* The problem
In the entries that follow, find the word "Hashrate" and report each line it is on.

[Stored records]
====
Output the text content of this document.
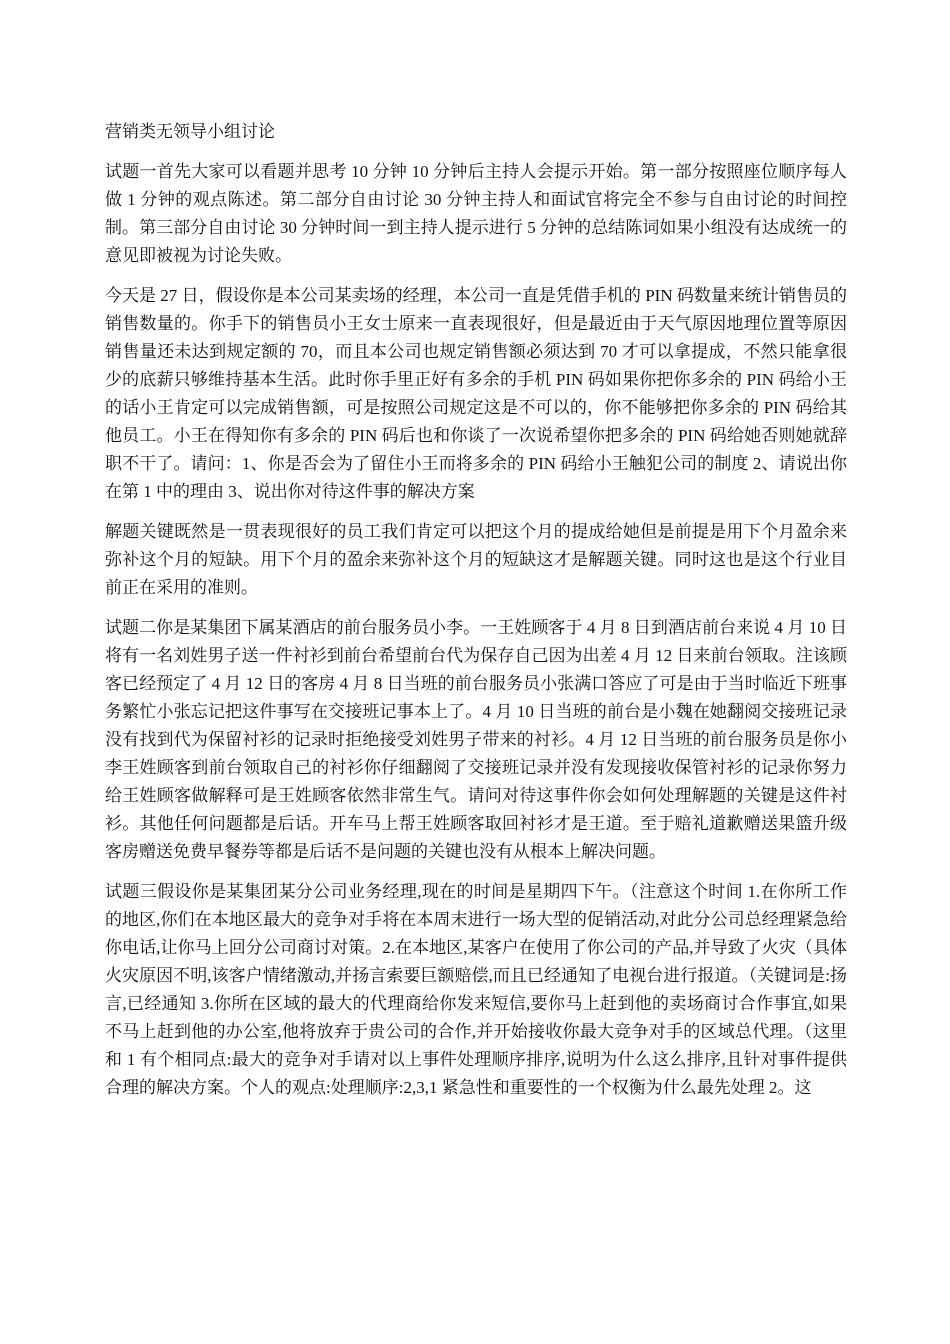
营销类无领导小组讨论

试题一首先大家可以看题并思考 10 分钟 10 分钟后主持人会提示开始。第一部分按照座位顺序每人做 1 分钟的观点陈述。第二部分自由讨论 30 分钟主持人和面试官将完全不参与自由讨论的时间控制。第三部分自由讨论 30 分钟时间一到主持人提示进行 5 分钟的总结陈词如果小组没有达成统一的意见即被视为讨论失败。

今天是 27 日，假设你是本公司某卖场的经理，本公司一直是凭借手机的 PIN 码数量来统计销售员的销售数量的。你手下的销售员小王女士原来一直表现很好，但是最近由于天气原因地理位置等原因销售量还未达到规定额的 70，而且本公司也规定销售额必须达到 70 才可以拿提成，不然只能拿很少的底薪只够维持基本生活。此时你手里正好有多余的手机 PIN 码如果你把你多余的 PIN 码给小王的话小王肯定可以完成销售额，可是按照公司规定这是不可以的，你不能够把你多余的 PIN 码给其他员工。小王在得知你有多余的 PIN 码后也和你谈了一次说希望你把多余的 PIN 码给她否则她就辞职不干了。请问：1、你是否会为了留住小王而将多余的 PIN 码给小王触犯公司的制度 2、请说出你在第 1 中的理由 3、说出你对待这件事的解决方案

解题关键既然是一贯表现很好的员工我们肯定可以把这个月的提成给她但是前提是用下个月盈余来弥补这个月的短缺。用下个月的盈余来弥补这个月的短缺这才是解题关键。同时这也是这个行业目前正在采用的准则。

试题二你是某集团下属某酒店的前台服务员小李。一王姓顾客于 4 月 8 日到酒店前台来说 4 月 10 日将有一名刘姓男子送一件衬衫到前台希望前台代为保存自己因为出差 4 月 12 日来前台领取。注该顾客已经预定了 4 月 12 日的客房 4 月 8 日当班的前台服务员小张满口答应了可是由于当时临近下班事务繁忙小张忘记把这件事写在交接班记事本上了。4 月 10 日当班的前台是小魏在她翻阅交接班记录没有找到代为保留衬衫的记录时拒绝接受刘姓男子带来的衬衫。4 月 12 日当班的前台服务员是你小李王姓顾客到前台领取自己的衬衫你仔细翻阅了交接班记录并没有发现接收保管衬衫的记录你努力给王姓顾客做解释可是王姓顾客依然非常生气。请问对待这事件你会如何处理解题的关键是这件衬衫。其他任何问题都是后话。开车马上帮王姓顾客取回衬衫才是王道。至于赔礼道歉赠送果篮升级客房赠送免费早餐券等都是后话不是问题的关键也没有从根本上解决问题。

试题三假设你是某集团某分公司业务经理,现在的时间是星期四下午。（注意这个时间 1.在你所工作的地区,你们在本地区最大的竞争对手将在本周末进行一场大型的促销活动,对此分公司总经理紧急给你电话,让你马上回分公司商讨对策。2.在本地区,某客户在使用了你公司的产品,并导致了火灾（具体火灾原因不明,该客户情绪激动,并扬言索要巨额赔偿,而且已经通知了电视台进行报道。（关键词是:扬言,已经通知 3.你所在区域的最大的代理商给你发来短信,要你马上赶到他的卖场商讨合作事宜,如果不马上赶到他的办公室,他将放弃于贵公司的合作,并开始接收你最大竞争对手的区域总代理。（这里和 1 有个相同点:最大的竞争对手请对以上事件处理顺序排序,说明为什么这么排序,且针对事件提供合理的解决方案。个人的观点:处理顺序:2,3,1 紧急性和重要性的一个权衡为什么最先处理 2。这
====
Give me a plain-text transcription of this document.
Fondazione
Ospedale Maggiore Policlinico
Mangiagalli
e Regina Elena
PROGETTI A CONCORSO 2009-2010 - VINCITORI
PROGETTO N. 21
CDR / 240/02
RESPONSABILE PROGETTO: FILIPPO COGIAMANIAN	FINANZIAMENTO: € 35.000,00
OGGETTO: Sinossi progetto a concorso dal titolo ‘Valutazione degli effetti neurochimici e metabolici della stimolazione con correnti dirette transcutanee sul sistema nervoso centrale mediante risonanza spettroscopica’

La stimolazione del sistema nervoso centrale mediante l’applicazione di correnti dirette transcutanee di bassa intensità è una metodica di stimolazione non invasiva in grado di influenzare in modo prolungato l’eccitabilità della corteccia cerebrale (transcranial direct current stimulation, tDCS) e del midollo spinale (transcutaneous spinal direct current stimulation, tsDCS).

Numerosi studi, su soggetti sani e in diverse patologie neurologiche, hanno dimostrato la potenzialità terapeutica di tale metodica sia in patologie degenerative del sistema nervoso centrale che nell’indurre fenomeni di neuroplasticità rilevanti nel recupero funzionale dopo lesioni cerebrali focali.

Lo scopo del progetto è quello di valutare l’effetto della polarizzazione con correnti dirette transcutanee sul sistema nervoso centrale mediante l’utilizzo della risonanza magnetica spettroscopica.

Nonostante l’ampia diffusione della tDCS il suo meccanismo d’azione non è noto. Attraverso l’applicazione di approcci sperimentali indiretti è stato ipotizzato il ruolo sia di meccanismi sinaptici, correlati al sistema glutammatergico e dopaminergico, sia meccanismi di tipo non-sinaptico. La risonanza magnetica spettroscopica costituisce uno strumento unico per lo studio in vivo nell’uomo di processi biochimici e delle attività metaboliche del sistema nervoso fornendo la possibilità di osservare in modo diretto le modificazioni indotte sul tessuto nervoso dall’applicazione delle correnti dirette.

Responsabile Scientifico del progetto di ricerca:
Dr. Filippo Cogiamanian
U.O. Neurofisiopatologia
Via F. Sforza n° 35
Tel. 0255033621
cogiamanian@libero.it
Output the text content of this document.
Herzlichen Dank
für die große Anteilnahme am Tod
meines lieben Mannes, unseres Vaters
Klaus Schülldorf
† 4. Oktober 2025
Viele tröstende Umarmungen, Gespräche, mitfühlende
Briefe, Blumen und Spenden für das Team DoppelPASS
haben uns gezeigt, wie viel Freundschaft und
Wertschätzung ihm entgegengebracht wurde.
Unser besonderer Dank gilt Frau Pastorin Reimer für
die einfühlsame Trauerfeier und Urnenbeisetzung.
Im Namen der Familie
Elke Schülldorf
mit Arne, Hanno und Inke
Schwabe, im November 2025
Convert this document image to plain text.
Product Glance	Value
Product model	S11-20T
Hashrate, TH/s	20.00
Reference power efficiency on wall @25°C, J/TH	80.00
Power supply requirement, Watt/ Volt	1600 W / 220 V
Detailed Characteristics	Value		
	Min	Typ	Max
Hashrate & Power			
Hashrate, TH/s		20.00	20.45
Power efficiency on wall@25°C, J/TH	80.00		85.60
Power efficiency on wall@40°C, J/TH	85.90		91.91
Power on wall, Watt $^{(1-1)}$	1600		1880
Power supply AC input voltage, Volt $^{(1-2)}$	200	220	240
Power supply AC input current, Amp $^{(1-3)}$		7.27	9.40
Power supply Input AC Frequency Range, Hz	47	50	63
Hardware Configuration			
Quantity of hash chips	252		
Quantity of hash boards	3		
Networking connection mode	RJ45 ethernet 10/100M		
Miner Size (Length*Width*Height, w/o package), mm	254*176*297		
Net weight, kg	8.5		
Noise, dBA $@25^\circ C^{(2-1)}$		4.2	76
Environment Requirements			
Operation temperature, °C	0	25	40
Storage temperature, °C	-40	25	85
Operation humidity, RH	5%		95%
====
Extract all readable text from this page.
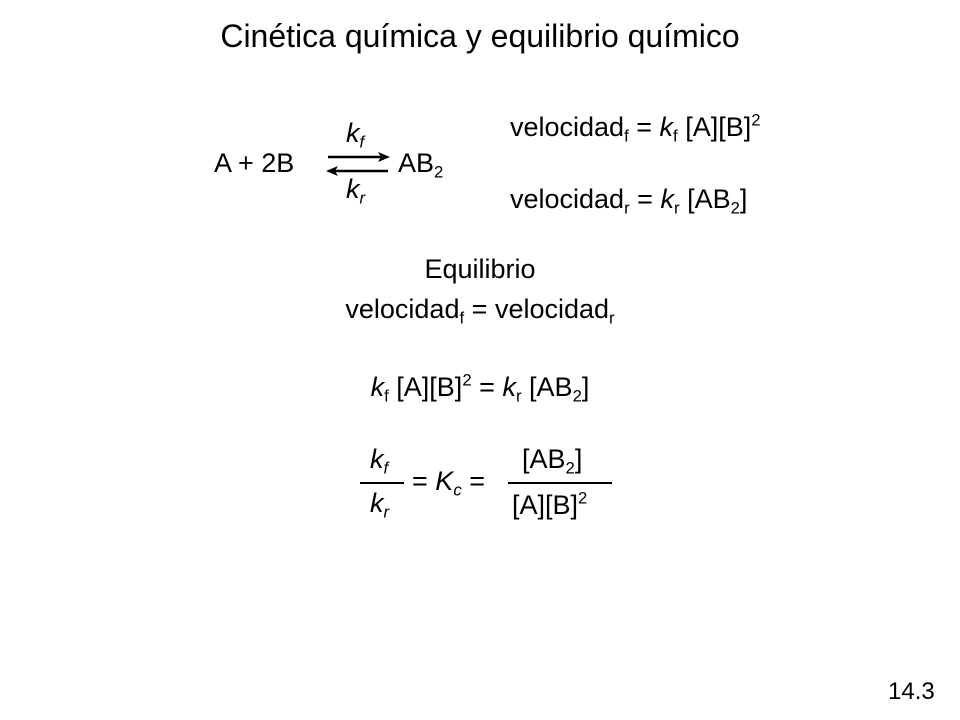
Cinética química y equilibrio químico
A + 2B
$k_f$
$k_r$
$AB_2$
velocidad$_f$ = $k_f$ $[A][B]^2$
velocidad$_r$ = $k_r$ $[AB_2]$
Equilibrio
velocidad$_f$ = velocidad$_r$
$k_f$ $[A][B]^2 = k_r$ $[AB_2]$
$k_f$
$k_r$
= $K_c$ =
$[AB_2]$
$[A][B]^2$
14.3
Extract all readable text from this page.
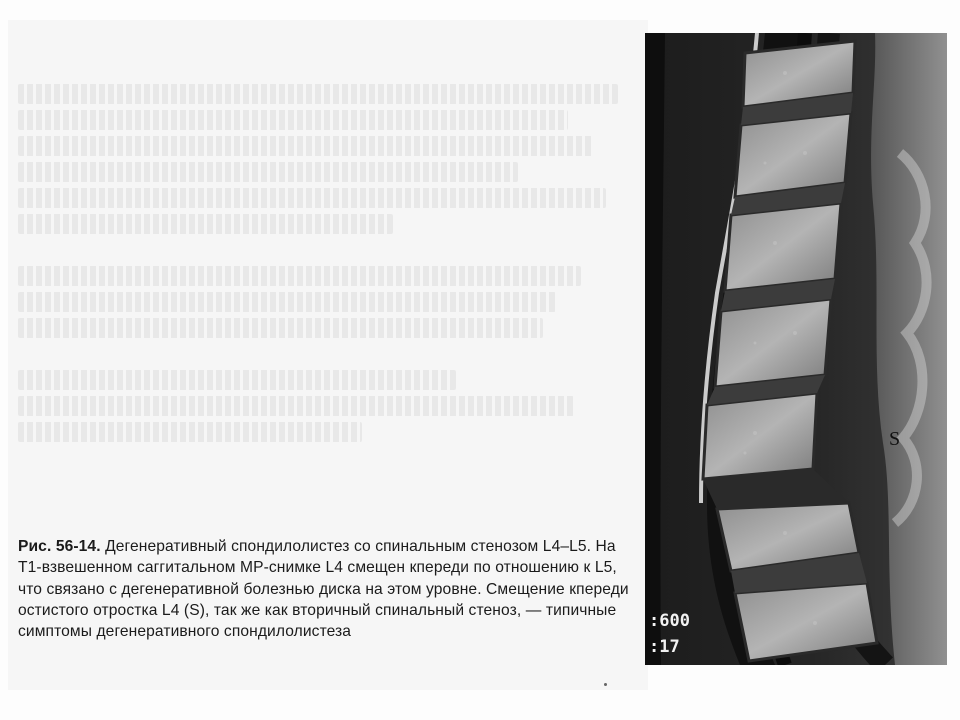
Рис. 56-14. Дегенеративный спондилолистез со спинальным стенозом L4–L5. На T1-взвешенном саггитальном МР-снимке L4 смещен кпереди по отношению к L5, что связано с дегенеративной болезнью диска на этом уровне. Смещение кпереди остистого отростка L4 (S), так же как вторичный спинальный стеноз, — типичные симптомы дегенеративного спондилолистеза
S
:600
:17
====
* Output for this exercise
Hashrate, TH/s	20.00
Hashrate & Power			
Hashrate, TH/s		20.00	20.45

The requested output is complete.